(Stored data entries)
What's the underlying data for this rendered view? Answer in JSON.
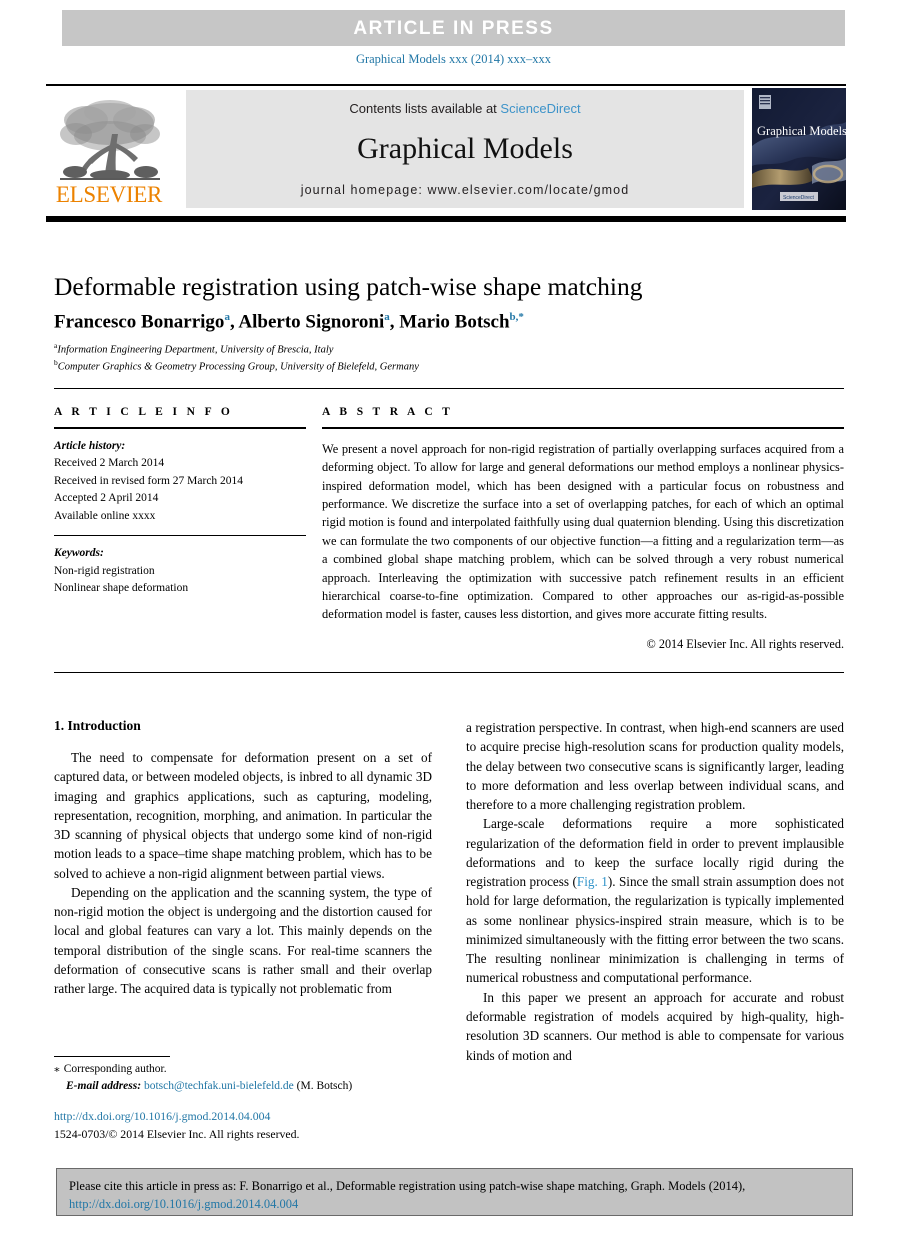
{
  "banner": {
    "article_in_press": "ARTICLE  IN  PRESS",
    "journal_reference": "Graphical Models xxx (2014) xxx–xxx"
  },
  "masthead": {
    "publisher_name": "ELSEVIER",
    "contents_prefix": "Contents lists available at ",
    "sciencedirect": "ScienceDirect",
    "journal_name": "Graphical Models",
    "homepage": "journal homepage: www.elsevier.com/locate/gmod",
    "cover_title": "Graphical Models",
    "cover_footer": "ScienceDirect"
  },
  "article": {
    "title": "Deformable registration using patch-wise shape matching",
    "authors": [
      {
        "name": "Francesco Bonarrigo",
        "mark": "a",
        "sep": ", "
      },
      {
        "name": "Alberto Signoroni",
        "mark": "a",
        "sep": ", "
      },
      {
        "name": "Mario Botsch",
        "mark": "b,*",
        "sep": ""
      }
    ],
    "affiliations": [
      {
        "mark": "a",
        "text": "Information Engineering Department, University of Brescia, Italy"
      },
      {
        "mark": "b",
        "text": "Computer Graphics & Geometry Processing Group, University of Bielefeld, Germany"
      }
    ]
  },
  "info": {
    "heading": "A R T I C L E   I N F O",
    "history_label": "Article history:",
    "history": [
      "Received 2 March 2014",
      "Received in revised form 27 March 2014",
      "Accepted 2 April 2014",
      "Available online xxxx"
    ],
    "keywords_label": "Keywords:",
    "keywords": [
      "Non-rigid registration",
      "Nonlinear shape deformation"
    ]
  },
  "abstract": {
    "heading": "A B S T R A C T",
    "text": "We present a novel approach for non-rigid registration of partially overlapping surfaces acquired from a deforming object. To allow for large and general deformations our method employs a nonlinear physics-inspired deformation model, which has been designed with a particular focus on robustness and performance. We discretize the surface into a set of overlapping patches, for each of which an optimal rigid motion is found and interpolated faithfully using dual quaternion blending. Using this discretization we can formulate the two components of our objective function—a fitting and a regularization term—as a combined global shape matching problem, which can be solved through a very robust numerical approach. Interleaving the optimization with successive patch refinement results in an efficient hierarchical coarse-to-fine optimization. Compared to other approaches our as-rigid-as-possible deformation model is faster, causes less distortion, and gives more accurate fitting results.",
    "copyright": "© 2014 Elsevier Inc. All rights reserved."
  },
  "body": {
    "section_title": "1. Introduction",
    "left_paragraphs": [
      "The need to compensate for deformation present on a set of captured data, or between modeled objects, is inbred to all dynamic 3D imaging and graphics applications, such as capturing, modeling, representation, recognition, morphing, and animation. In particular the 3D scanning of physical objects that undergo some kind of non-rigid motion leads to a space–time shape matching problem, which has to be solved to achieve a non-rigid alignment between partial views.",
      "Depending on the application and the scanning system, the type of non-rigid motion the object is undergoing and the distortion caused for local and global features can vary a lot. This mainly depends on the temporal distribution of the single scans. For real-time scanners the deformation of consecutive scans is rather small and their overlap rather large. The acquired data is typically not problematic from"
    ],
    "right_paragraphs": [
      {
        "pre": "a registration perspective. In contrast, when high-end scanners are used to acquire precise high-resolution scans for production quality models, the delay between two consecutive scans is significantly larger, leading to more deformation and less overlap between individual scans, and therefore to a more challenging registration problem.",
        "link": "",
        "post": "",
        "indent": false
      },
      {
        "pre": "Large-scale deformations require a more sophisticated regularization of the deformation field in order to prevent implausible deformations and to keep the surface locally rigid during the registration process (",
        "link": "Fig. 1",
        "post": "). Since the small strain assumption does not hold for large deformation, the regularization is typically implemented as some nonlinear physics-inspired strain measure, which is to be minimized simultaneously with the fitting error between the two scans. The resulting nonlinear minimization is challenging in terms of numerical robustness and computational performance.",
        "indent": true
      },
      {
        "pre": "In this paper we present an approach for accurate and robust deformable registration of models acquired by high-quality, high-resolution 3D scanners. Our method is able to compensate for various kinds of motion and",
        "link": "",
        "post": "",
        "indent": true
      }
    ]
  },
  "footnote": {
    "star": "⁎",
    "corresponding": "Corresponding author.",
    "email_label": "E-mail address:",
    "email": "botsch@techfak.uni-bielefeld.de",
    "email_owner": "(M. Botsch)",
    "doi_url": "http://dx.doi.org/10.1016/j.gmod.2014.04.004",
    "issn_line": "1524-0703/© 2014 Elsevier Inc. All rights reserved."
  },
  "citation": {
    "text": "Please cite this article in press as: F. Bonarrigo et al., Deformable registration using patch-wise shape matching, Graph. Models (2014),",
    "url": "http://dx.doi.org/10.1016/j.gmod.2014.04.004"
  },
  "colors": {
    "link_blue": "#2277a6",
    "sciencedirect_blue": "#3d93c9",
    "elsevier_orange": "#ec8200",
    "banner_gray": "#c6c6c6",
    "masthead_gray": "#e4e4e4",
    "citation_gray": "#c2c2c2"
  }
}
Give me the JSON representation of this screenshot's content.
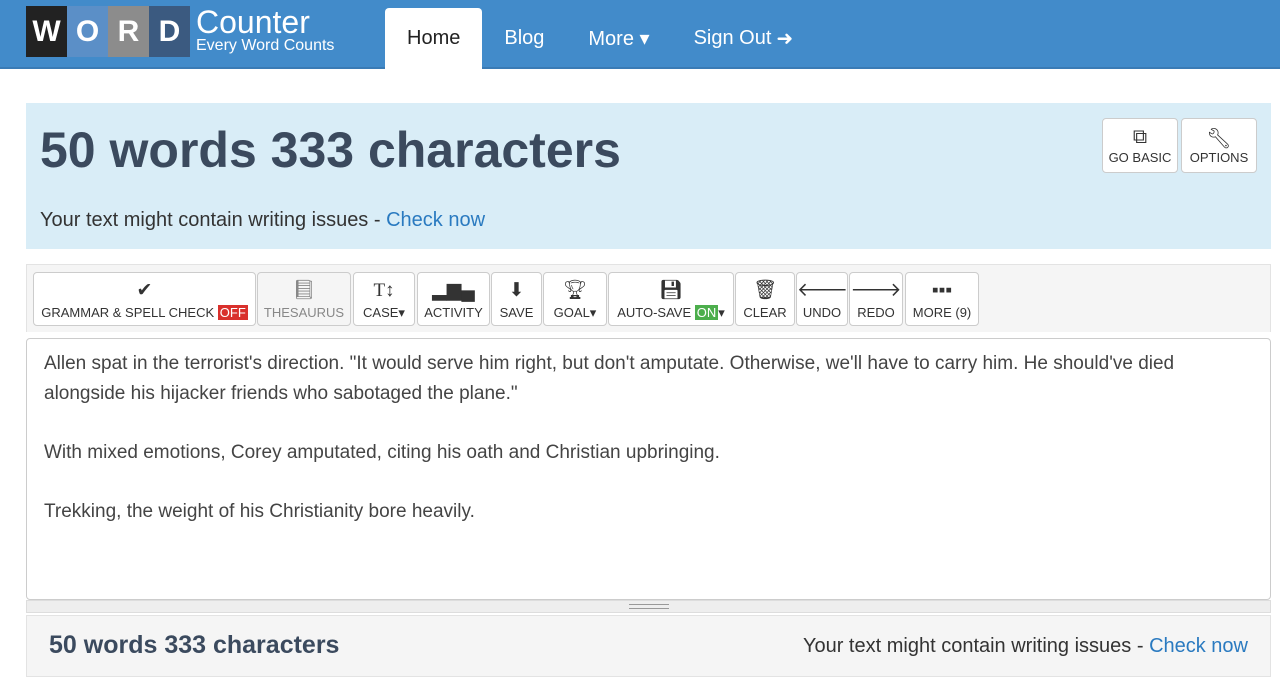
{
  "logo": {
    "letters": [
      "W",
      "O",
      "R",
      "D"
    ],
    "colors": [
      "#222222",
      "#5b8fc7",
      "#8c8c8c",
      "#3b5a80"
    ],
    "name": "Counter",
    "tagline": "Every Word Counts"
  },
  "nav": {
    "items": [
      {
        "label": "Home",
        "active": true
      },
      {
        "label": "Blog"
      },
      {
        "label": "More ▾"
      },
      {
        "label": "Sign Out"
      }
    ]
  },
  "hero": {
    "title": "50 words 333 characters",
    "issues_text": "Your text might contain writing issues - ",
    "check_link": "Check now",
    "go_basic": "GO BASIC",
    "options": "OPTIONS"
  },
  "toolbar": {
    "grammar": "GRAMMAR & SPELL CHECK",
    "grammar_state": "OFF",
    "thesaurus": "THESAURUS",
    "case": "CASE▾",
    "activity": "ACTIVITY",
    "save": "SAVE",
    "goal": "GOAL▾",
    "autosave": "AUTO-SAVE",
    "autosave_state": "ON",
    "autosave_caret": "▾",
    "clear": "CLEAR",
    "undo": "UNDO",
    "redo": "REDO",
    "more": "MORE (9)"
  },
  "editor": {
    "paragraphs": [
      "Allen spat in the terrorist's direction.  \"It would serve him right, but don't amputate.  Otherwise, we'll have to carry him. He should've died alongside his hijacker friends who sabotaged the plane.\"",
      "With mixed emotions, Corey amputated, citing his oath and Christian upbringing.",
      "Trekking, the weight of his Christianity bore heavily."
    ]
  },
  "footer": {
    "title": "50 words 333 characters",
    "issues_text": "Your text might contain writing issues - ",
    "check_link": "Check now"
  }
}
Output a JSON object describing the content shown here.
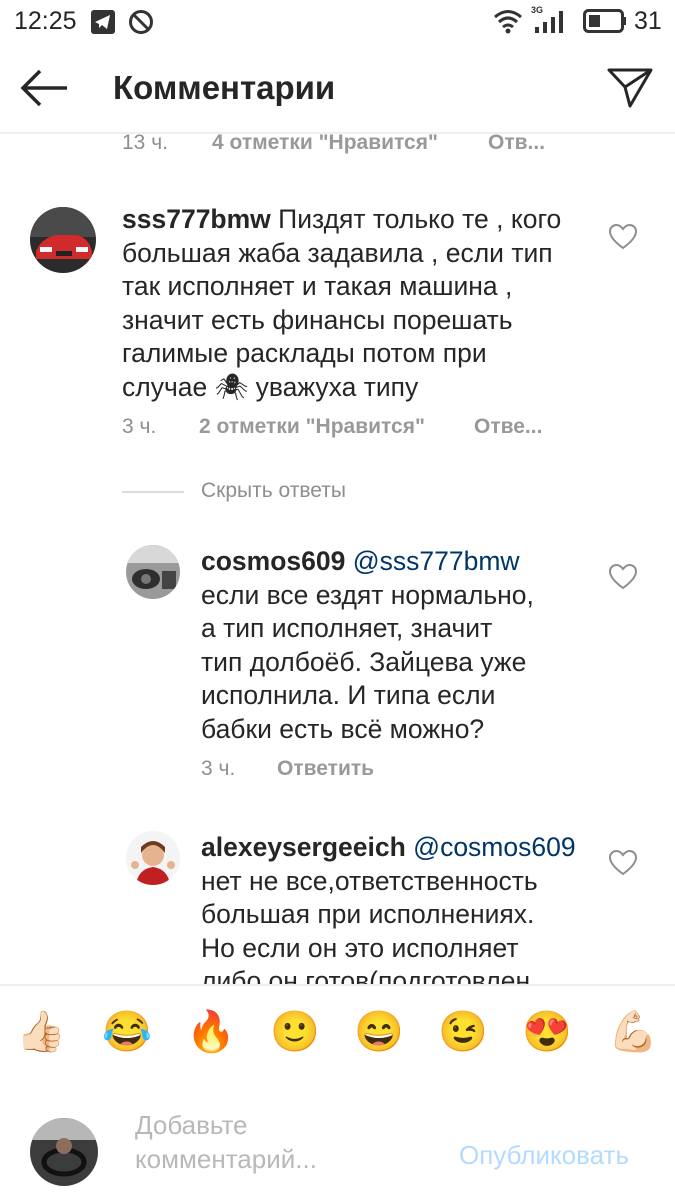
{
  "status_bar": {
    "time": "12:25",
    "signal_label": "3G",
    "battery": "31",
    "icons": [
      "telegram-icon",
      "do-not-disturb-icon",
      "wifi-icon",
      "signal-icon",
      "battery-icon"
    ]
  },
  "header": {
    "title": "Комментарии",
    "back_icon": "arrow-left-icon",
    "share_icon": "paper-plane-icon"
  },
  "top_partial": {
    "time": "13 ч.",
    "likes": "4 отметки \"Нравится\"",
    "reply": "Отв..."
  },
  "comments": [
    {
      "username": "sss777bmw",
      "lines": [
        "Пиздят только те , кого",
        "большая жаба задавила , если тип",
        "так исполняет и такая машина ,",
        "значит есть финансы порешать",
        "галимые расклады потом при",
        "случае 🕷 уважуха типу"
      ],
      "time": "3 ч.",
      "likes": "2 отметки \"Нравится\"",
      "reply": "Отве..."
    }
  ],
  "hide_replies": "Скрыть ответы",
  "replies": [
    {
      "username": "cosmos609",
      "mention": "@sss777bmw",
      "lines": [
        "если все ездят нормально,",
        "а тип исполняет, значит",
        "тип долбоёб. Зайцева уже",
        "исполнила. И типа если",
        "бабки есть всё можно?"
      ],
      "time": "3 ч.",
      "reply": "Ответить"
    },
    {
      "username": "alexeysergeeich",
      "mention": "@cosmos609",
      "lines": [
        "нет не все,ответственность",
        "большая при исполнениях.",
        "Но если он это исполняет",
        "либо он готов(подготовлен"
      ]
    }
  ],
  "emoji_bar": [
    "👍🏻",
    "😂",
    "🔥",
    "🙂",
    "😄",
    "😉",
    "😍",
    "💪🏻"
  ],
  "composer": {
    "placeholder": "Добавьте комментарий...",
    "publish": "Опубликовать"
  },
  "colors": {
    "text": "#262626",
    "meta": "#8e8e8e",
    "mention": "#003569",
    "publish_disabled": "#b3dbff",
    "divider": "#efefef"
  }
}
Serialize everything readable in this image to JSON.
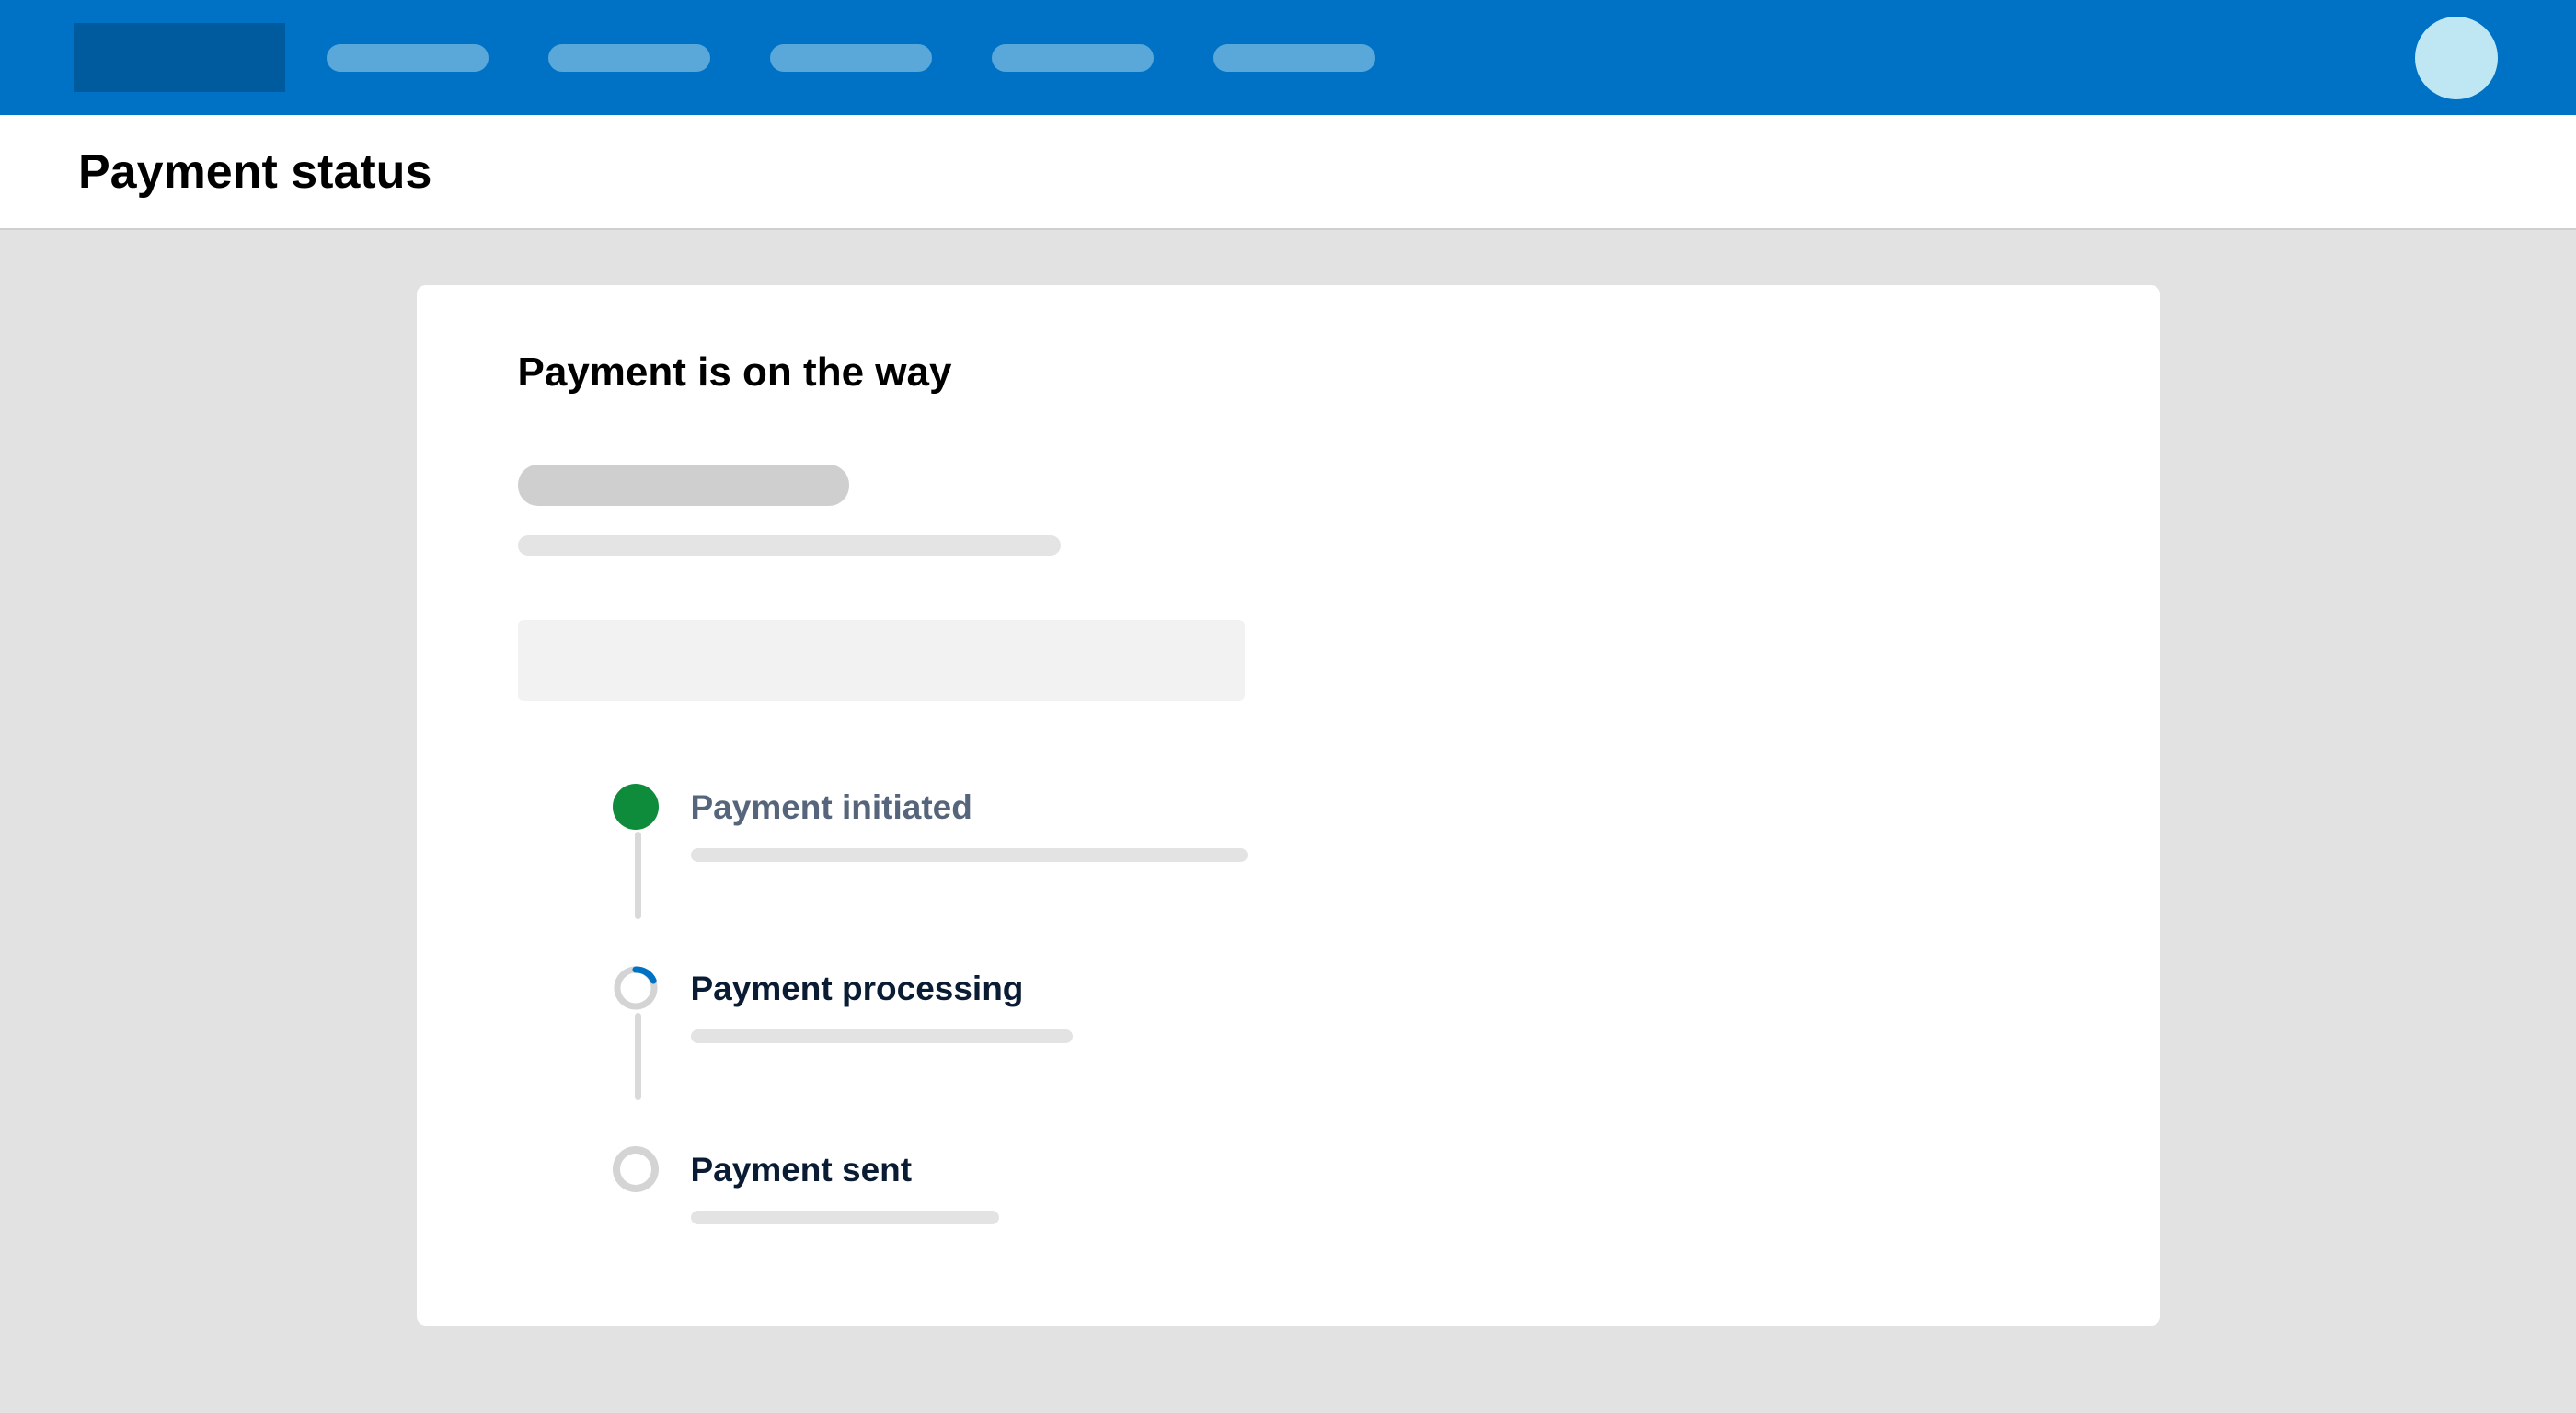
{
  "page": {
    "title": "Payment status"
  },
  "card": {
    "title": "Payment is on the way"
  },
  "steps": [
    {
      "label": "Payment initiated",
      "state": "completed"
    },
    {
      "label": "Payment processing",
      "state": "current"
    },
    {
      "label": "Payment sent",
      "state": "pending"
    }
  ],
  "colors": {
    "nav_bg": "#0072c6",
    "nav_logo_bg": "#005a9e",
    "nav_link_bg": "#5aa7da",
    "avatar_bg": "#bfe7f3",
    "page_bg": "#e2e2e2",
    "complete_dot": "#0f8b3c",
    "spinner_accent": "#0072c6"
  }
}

> _Stated goal_: Look through the entries and return every line where "global" appears.

> _Answer to the exercise_:
    "text": "We present a novel approach for non-rigid registration of partially overlapping surfaces acquired from a deforming object. To allow for large and general deformations our method employs a nonlinear physics-inspired deformation model, which has been designed with a particular focus on robustness and performance. We discretize the surface into a set of overlapping patches, for each of which an optimal rigid motion is found and interpolated faithfully using dual quaternion blending. Using this discretization we can formulate the two components of our objective function—a fitting and a regularization term—as a combined global shape matching problem, which can be solved through a very robust numerical approach. Interleaving the optimization with successive patch refinement results in an efficient hierarchical coarse-to-fine optimization. Compared to other approaches our as-rigid-as-possible deformation model is faster, causes less distortion, and gives more accurate fitting results.",
      "Depending on the application and the scanning system, the type of non-rigid motion the object is undergoing and the distortion caused for local and global features can vary a lot. This mainly depends on the temporal distribution of the single scans. For real-time scanners the deformation of consecutive scans is rather small and their overlap rather large. The acquired data is typically not problematic from"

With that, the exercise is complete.